# start of Exercise inputs

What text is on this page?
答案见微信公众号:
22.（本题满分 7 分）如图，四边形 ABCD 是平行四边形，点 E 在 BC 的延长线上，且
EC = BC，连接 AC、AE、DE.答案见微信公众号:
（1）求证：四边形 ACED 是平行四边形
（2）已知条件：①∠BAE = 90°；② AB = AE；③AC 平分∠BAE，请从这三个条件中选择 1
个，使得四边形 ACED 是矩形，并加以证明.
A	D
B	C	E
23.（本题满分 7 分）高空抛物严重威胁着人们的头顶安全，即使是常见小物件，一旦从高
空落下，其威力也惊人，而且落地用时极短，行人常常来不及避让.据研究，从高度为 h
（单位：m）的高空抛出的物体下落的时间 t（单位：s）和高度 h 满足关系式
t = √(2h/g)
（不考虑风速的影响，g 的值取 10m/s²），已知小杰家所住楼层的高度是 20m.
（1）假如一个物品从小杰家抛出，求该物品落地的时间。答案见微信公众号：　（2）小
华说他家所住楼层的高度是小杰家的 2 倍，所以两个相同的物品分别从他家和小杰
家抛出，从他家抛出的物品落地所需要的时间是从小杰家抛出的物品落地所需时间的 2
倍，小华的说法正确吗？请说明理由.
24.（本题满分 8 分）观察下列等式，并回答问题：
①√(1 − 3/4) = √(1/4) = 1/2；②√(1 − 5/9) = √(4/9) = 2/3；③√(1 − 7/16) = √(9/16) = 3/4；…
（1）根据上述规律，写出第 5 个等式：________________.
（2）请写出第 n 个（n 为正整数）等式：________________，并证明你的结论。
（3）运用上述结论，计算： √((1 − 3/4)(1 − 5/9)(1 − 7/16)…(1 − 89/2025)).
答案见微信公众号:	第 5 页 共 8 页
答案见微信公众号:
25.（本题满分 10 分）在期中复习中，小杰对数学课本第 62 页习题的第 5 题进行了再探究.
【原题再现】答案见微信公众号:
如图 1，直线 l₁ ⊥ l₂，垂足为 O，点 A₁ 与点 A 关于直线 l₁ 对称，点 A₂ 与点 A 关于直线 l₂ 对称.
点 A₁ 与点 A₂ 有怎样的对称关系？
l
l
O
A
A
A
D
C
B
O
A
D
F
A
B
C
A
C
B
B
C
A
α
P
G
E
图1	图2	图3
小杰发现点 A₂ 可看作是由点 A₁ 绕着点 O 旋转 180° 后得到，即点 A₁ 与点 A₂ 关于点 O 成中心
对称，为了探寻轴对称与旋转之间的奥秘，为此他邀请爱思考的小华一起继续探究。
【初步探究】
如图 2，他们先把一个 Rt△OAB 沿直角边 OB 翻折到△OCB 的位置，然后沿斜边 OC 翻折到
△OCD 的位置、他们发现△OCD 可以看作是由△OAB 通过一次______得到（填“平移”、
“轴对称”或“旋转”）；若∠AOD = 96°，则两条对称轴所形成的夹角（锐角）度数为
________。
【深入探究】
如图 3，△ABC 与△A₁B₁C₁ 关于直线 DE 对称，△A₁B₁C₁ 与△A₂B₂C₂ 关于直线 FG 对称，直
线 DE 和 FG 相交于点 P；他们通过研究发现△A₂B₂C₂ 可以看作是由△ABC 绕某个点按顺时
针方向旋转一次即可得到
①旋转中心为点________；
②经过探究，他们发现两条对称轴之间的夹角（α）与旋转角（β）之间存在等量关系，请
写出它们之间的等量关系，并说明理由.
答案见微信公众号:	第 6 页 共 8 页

# end of Exercise inputs
# start of Exercise inputs

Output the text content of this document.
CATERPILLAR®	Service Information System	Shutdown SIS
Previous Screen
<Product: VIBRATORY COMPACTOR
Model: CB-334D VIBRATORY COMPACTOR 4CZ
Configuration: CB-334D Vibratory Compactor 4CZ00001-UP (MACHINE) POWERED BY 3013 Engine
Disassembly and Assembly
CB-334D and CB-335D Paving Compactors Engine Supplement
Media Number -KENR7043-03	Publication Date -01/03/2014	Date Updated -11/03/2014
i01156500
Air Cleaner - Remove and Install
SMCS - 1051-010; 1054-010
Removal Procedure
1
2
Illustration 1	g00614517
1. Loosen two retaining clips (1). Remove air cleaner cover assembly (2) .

# end of Exercise inputs
# start of Exercise inputs

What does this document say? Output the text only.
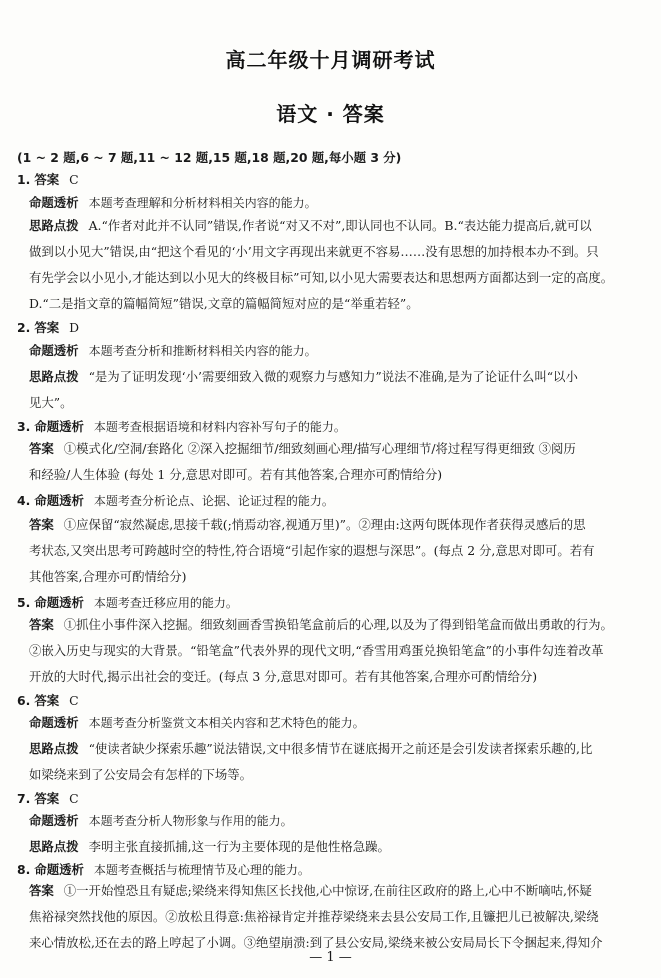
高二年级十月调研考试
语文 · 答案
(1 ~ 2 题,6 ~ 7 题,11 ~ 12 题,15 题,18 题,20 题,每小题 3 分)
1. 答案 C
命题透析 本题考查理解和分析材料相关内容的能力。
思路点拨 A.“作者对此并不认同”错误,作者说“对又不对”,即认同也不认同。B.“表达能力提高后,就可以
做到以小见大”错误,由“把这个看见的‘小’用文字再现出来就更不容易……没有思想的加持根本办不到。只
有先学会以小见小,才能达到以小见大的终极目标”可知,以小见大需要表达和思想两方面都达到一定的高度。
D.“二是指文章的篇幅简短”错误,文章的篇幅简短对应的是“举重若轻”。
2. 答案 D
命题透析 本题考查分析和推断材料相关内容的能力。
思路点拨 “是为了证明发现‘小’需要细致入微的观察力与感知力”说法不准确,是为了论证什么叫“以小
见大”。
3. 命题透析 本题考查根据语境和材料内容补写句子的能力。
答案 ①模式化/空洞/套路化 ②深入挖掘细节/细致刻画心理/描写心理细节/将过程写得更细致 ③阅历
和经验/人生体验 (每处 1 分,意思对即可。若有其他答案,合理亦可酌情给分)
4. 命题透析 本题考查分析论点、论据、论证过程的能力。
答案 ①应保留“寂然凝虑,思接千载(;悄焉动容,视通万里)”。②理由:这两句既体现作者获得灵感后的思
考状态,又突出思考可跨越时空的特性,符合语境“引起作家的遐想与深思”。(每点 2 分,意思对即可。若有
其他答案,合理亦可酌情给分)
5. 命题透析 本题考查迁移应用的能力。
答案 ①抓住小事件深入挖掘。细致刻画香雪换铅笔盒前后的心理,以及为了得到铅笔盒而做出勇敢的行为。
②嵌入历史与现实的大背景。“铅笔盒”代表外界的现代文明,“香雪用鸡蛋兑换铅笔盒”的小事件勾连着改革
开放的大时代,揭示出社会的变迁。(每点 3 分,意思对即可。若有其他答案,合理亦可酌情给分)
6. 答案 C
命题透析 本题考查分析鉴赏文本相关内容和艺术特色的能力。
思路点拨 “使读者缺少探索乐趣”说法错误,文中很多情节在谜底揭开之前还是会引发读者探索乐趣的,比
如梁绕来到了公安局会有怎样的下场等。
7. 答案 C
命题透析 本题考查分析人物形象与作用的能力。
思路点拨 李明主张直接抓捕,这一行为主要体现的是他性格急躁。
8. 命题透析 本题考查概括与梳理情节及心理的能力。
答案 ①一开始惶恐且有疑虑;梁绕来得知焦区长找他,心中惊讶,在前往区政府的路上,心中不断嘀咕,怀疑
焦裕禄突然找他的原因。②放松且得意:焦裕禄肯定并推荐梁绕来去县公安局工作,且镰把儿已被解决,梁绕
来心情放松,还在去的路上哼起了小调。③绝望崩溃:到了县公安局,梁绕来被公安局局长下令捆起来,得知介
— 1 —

# end of Exercise inputs

Scan the listing above and identify each line holding the string "意思对即可"; copy every such line.

和经验/人生体验 (每处 1 分,意思对即可。若有其他答案,合理亦可酌情给分)
考状态,又突出思考可跨越时空的特性,符合语境“引起作家的遐想与深思”。(每点 2 分,意思对即可。若有
开放的大时代,揭示出社会的变迁。(每点 3 分,意思对即可。若有其他答案,合理亦可酌情给分)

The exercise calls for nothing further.